**WHAT THE TASK ASKS**
Every record should be repeated exactly, except that pictures are left out.

**RECORD LIST**
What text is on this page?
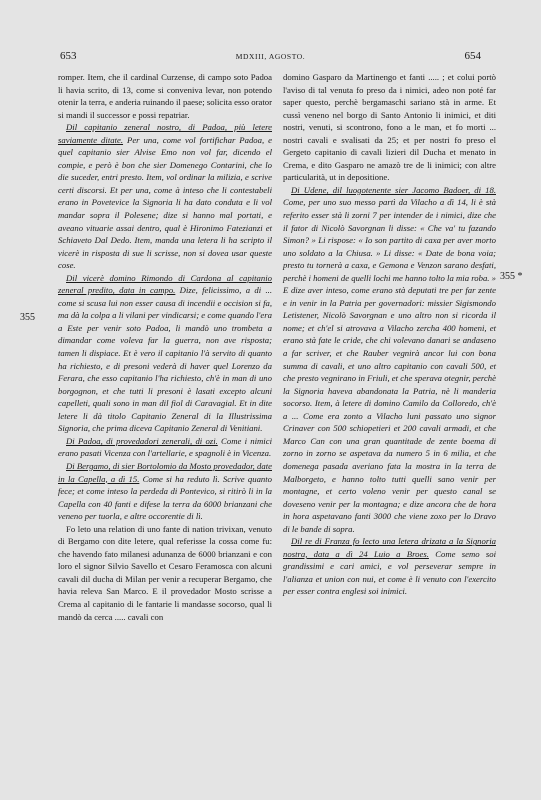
653	MDXIII, AGOSTO.	654
355
355 *

romper. Item, che il cardinal Curzense, di campo soto Padoa li havia scrito, di 13, come si conveniva levar, non potendo otenir la terra, e anderia ruinando il paese; solicita esso orator si mandi il successor e possi repatriar.

Dil capitanio zeneral nostro, di Padoa, più letere saviamente ditate. Per una, come vol fortifichar Padoa, e quel capitanio sier Alvise Emo non vol far, dicendo el compie, e però è bon che sier Domenego Contarini, che lo die suceder, entri presto. Item, vol ordinar la milizia, e scrive certi discorsi. Et per una, come à inteso che li contestabeli erano in Povetevice la Signoria li ha dato conduta e li vol mandar sopra il Polesene; dize si hanno mal portati, e aveano vituarie assai dentro, qual è Hironimo Fatezianzi et Schiaveto Dal Dedo. Item, manda una letera li ha scripto il vicerè in risposta di sue li scrisse, non si dovea usar queste cose.

Dil vicerè domino Rimondo di Cardona al capitanio zeneral predito, data in campo. Dize, felicissimo, a di ... come si scusa lui non esser causa di incendii e occision si fa, ma dà la colpa a li vilani per vindicarsi; e come quando l'era a Este per venir soto Padoa, li mandò uno trombeta a dimandar come voleva far la guerra, non ave risposta; tamen li dispiace. Et è vero il capitanio l'à servito di quanto ha richiesto, e di presoni vederà di haver quel Lorenzo da Ferara, che esso capitanio l'ha richiesto, ch'è in man di uno borgognon, et che tutti li presoni è lasati excepto alcuni capelleti, quali sono in man dil fiol di Caravagial. Et in dite letere li dà titolo Capitanio Zeneral di la Illustrissima Signoria, che prima diceva Capitanio Zeneral di Venitiani.

Di Padoa, di provedadori zenerali, di ozi. Come i nimici erano pasati Vicenza con l'artellarie, e spagnoli è in Vicenza.

Di Bergamo, di sier Bortolomio da Mosto provedador, date in la Capella, a dì 15. Come si ha reduto lì. Scrive quanto fece; et come inteso la perdeda di Pontevico, si ritirò li in la Capella con 40 fanti e difese la terra da 6000 brianzani che veneno per tuorla, e altre occorentie di lì.

Fo leto una relation di uno fante di nation trivixan, venuto di Bergamo con dite letere, qual referisse la cossa come fu: che havendo fato milanesi adunanza de 6000 brianzani e con loro el signor Silvio Savello et Cesaro Feramosca con alcuni cavali dil ducha di Milan per venir a recuperar Bergamo, che havia releva San Marco. E il provedador Mosto scrisse a Crema al capitanio di le fantarie li mandasse socorso, qual li mandò da cerca ..... cavali con

domino Gasparo da Martinengo et fanti ..... ; et colui portò l'aviso di tal venuta fo preso da i nimici, adeo non poté far saper questo, perchè bergamaschi sariano stà in arme. Et cussì veneno nel borgo di Santo Antonio li inimici, et diti nostri, venuti, si scontrono, fono a le man, et fo morti ... nostri cavali e svalisati da 25; et per nostri fo preso el Gergeto capitanio di cavali lizieri dil Ducha et menato in Crema, e dito Gasparo ne amazò tre de li inimici; con altre particularità, ut in depositione.

Di Udene, dil luogotenente sier Jacomo Badoer, di 18. Come, per uno suo messo partì da Vilacho a dì 14, li è stà referito esser stà li zorni 7 per intender de i nimici, dize che il fator di Nicolò Savorgnan li disse: « Che va' tu fazando Simon? » Li rispose: « Io son partito di caxa per aver morto uno soldato a la Chiusa. » Li disse: « Date de bona voia; presto tu tornerà a caxa, e Gemona e Venzon sarano desfati, perchè i homeni de quelli lochi me hanno tolto la mia roba. » E dize aver inteso, come erano stà deputati tre per far zente e in venir in la Patria per governadori: missier Sigismondo Letistener, Nicolò Savorgnan e uno altro non si ricorda il nome; et ch'el si atrovava a Vilacho zercha 400 homeni, et erano stà fate le cride, che chi volevano danari se andaseno a far scriver, et che Rauber vegnirà ancor lui con bona summa di cavali, et uno altro capitanio con cavali 500, et che presto vegnirano in Friuli, et che sperava otegnir, perchè la Signoria haveva abandonata la Patria, nè li manderia socorso. Item, à letere di domino Camilo da Colloredo, ch'è a ... Come era zonto a Vilacho luni passato uno signor Crinaver con 500 schiopetieri et 200 cavali armadi, et che Marco Can con una gran quantitade de zente boema di zorno in zorno se aspetava da numero 5 in 6 milia, et che domenega pasada averiano fata la mostra in la terra de Malborgeto, e hanno tolto tutti quelli sano venir per montagne, et certo voleno venir per questo canal se doveseno venir per la montagna; e dize ancora che de hora in hora aspetavano fanti 3000 che viene zoxo per lo Dravo di le bande di sopra.

Dil re di Franza fo lecto una letera drizata a la Signoria nostra, data a dì 24 Luio a Broes. Come semo soi grandissimi e cari amici, e vol perseverar sempre in l'alianza et union con nui, et come è li venuto con l'exercito per esser contra englesi soi inimici.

**TASK RESPONSE**
What text is on this page?
653	MDXIII, AGOSTO.	654
355
355 *

romper. Item, che il cardinal Curzense, di campo soto Padoa li havia scrito, di 13, come si conveniva levar, non potendo otenir la terra, e anderia ruinando il paese; solicita esso orator si mandi il successor e possi repatriar.

Dil capitanio zeneral nostro, di Padoa, più letere saviamente ditate. Per una, come vol fortifichar Padoa, e quel capitanio sier Alvise Emo non vol far, dicendo el compie, e però è bon che sier Domenego Contarini, che lo die suceder, entri presto. Item, vol ordinar la milizia, e scrive certi discorsi. Et per una, come à inteso che li contestabeli erano in Povetevice la Signoria li ha dato conduta e li vol mandar sopra il Polesene; dize si hanno mal portati, e aveano vituarie assai dentro, qual è Hironimo Fatezianzi et Schiaveto Dal Dedo. Item, manda una letera li ha scripto il vicerè in risposta di sue li scrisse, non si dovea usar queste cose.

Dil vicerè domino Rimondo di Cardona al capitanio zeneral predito, data in campo. Dize, felicissimo, a di ... come si scusa lui non esser causa di incendii e occision si fa, ma dà la colpa a li vilani per vindicarsi; e come quando l'era a Este per venir soto Padoa, li mandò uno trombeta a dimandar come voleva far la guerra, non ave risposta; tamen li dispiace. Et è vero il capitanio l'à servito di quanto ha richiesto, e di presoni vederà di haver quel Lorenzo da Ferara, che esso capitanio l'ha richiesto, ch'è in man di uno borgognon, et che tutti li presoni è lasati excepto alcuni capelleti, quali sono in man dil fiol di Caravagial. Et in dite letere li dà titolo Capitanio Zeneral di la Illustrissima Signoria, che prima diceva Capitanio Zeneral di Venitiani.

Di Padoa, di provedadori zenerali, di ozi. Come i nimici erano pasati Vicenza con l'artellarie, e spagnoli è in Vicenza.

Di Bergamo, di sier Bortolomio da Mosto provedador, date in la Capella, a dì 15. Come si ha reduto lì. Scrive quanto fece; et come inteso la perdeda di Pontevico, si ritirò li in la Capella con 40 fanti e difese la terra da 6000 brianzani che veneno per tuorla, e altre occorentie di lì.

Fo leto una relation di uno fante di nation trivixan, venuto di Bergamo con dite letere, qual referisse la cossa come fu: che havendo fato milanesi adunanza de 6000 brianzani e con loro el signor Silvio Savello et Cesaro Feramosca con alcuni cavali dil ducha di Milan per venir a recuperar Bergamo, che havia releva San Marco. E il provedador Mosto scrisse a Crema al capitanio di le fantarie li mandasse socorso, qual li mandò da cerca ..... cavali con

domino Gasparo da Martinengo et fanti ..... ; et colui portò l'aviso di tal venuta fo preso da i nimici, adeo non poté far saper questo, perchè bergamaschi sariano stà in arme. Et cussì veneno nel borgo di Santo Antonio li inimici, et diti nostri, venuti, si scontrono, fono a le man, et fo morti ... nostri cavali e svalisati da 25; et per nostri fo preso el Gergeto capitanio di cavali lizieri dil Ducha et menato in Crema, e dito Gasparo ne amazò tre de li inimici; con altre particularità, ut in depositione.

Di Udene, dil luogotenente sier Jacomo Badoer, di 18. Come, per uno suo messo partì da Vilacho a dì 14, li è stà referito esser stà li zorni 7 per intender de i nimici, dize che il fator di Nicolò Savorgnan li disse: « Che va' tu fazando Simon? » Li rispose: « Io son partito di caxa per aver morto uno soldato a la Chiusa. » Li disse: « Date de bona voia; presto tu tornerà a caxa, e Gemona e Venzon sarano desfati, perchè i homeni de quelli lochi me hanno tolto la mia roba. » E dize aver inteso, come erano stà deputati tre per far zente e in venir in la Patria per governadori: missier Sigismondo Letistener, Nicolò Savorgnan e uno altro non si ricorda il nome; et ch'el si atrovava a Vilacho zercha 400 homeni, et erano stà fate le cride, che chi volevano danari se andaseno a far scriver, et che Rauber vegnirà ancor lui con bona summa di cavali, et uno altro capitanio con cavali 500, et che presto vegnirano in Friuli, et che sperava otegnir, perchè la Signoria haveva abandonata la Patria, nè li manderia socorso. Item, à letere di domino Camilo da Colloredo, ch'è a ... Come era zonto a Vilacho luni passato uno signor Crinaver con 500 schiopetieri et 200 cavali armadi, et che Marco Can con una gran quantitade de zente boema di zorno in zorno se aspetava da numero 5 in 6 milia, et che domenega pasada averiano fata la mostra in la terra de Malborgeto, e hanno tolto tutti quelli sano venir per montagne, et certo voleno venir per questo canal se doveseno venir per la montagna; e dize ancora che de hora in hora aspetavano fanti 3000 che viene zoxo per lo Dravo di le bande di sopra.

Dil re di Franza fo lecto una letera drizata a la Signoria nostra, data a dì 24 Luio a Broes. Come semo soi grandissimi e cari amici, e vol perseverar sempre in l'alianza et union con nui, et come è li venuto con l'exercito per esser contra englesi soi inimici.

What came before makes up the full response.